§ Problem description: The records below should be written out again, exactly.

§ Excerpted data:
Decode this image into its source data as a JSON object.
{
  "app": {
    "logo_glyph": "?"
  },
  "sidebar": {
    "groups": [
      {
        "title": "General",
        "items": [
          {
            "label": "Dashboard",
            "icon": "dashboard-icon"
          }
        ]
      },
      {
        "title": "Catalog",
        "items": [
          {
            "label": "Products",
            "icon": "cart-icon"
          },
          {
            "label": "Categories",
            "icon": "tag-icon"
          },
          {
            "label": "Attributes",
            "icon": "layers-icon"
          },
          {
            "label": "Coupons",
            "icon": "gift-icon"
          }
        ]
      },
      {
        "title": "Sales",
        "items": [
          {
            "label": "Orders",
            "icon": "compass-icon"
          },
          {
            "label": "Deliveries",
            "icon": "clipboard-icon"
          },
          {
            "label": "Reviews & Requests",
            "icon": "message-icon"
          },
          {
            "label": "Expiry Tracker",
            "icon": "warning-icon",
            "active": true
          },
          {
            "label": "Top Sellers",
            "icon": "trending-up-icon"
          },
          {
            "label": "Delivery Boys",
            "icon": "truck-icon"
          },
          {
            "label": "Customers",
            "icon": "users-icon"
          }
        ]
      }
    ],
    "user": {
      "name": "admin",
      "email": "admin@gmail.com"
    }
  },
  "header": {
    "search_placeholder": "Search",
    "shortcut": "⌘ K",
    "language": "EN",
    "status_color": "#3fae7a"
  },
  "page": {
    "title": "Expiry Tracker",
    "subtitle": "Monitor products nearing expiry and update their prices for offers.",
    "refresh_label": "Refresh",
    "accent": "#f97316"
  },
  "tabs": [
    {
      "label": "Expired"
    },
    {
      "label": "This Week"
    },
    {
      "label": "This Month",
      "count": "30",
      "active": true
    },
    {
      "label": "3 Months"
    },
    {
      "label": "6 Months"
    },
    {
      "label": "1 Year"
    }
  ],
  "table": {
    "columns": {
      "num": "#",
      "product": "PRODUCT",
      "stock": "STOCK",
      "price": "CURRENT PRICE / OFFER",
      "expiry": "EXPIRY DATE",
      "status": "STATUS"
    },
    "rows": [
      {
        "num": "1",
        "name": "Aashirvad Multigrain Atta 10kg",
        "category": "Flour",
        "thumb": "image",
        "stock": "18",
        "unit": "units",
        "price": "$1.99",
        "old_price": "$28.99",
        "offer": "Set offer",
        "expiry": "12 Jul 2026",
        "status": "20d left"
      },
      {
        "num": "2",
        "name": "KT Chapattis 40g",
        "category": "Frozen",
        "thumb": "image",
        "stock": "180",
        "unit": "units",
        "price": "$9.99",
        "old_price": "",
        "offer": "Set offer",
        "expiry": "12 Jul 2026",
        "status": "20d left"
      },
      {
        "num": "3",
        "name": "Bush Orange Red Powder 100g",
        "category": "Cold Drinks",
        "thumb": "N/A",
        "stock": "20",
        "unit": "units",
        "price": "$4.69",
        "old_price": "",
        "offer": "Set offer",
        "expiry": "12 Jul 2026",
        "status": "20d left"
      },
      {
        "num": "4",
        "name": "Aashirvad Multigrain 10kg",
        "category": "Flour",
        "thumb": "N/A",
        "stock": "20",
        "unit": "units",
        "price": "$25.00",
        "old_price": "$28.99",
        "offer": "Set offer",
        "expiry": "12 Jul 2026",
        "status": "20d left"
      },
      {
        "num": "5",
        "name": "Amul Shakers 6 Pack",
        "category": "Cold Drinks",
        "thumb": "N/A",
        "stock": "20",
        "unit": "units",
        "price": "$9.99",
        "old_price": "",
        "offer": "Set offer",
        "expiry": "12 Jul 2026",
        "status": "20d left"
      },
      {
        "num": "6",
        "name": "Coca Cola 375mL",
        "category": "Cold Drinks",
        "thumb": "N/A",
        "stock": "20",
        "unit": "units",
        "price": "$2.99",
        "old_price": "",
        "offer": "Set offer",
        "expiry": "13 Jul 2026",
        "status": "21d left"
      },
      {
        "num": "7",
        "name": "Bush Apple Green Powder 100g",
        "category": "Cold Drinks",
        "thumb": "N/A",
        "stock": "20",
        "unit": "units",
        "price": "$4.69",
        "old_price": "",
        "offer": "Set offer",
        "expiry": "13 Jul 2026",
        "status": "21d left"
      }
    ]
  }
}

§ Reply to the task:
Decode this image into its source data as a JSON object.
{
  "app": {
    "logo_glyph": "?"
  },
  "sidebar": {
    "groups": [
      {
        "title": "General",
        "items": [
          {
            "label": "Dashboard",
            "icon": "dashboard-icon"
          }
        ]
      },
      {
        "title": "Catalog",
        "items": [
          {
            "label": "Products",
            "icon": "cart-icon"
          },
          {
            "label": "Categories",
            "icon": "tag-icon"
          },
          {
            "label": "Attributes",
            "icon": "layers-icon"
          },
          {
            "label": "Coupons",
            "icon": "gift-icon"
          }
        ]
      },
      {
        "title": "Sales",
        "items": [
          {
            "label": "Orders",
            "icon": "compass-icon"
          },
          {
            "label": "Deliveries",
            "icon": "clipboard-icon"
          },
          {
            "label": "Reviews & Requests",
            "icon": "message-icon"
          },
          {
            "label": "Expiry Tracker",
            "icon": "warning-icon",
            "active": true
          },
          {
            "label": "Top Sellers",
            "icon": "trending-up-icon"
          },
          {
            "label": "Delivery Boys",
            "icon": "truck-icon"
          },
          {
            "label": "Customers",
            "icon": "users-icon"
          }
        ]
      }
    ],
    "user": {
      "name": "admin",
      "email": "admin@gmail.com"
    }
  },
  "header": {
    "search_placeholder": "Search",
    "shortcut": "⌘ K",
    "language": "EN",
    "status_color": "#3fae7a"
  },
  "page": {
    "title": "Expiry Tracker",
    "subtitle": "Monitor products nearing expiry and update their prices for offers.",
    "refresh_label": "Refresh",
    "accent": "#f97316"
  },
  "tabs": [
    {
      "label": "Expired"
    },
    {
      "label": "This Week"
    },
    {
      "label": "This Month",
      "count": "30",
      "active": true
    },
    {
      "label": "3 Months"
    },
    {
      "label": "6 Months"
    },
    {
      "label": "1 Year"
    }
  ],
  "table": {
    "columns": {
      "num": "#",
      "product": "PRODUCT",
      "stock": "STOCK",
      "price": "CURRENT PRICE / OFFER",
      "expiry": "EXPIRY DATE",
      "status": "STATUS"
    },
    "rows": [
      {
        "num": "1",
        "name": "Aashirvad Multigrain Atta 10kg",
        "category": "Flour",
        "thumb": "image",
        "stock": "18",
        "unit": "units",
        "price": "$1.99",
        "old_price": "$28.99",
        "offer": "Set offer",
        "expiry": "12 Jul 2026",
        "status": "20d left"
      },
      {
        "num": "2",
        "name": "KT Chapattis 40g",
        "category": "Frozen",
        "thumb": "image",
        "stock": "180",
        "unit": "units",
        "price": "$9.99",
        "old_price": "",
        "offer": "Set offer",
        "expiry": "12 Jul 2026",
        "status": "20d left"
      },
      {
        "num": "3",
        "name": "Bush Orange Red Powder 100g",
        "category": "Cold Drinks",
        "thumb": "N/A",
        "stock": "20",
        "unit": "units",
        "price": "$4.69",
        "old_price": "",
        "offer": "Set offer",
        "expiry": "12 Jul 2026",
        "status": "20d left"
      },
      {
        "num": "4",
        "name": "Aashirvad Multigrain 10kg",
        "category": "Flour",
        "thumb": "N/A",
        "stock": "20",
        "unit": "units",
        "price": "$25.00",
        "old_price": "$28.99",
        "offer": "Set offer",
        "expiry": "12 Jul 2026",
        "status": "20d left"
      },
      {
        "num": "5",
        "name": "Amul Shakers 6 Pack",
        "category": "Cold Drinks",
        "thumb": "N/A",
        "stock": "20",
        "unit": "units",
        "price": "$9.99",
        "old_price": "",
        "offer": "Set offer",
        "expiry": "12 Jul 2026",
        "status": "20d left"
      },
      {
        "num": "6",
        "name": "Coca Cola 375mL",
        "category": "Cold Drinks",
        "thumb": "N/A",
        "stock": "20",
        "unit": "units",
        "price": "$2.99",
        "old_price": "",
        "offer": "Set offer",
        "expiry": "13 Jul 2026",
        "status": "21d left"
      },
      {
        "num": "7",
        "name": "Bush Apple Green Powder 100g",
        "category": "Cold Drinks",
        "thumb": "N/A",
        "stock": "20",
        "unit": "units",
        "price": "$4.69",
        "old_price": "",
        "offer": "Set offer",
        "expiry": "13 Jul 2026",
        "status": "21d left"
      }
    ]
  }
}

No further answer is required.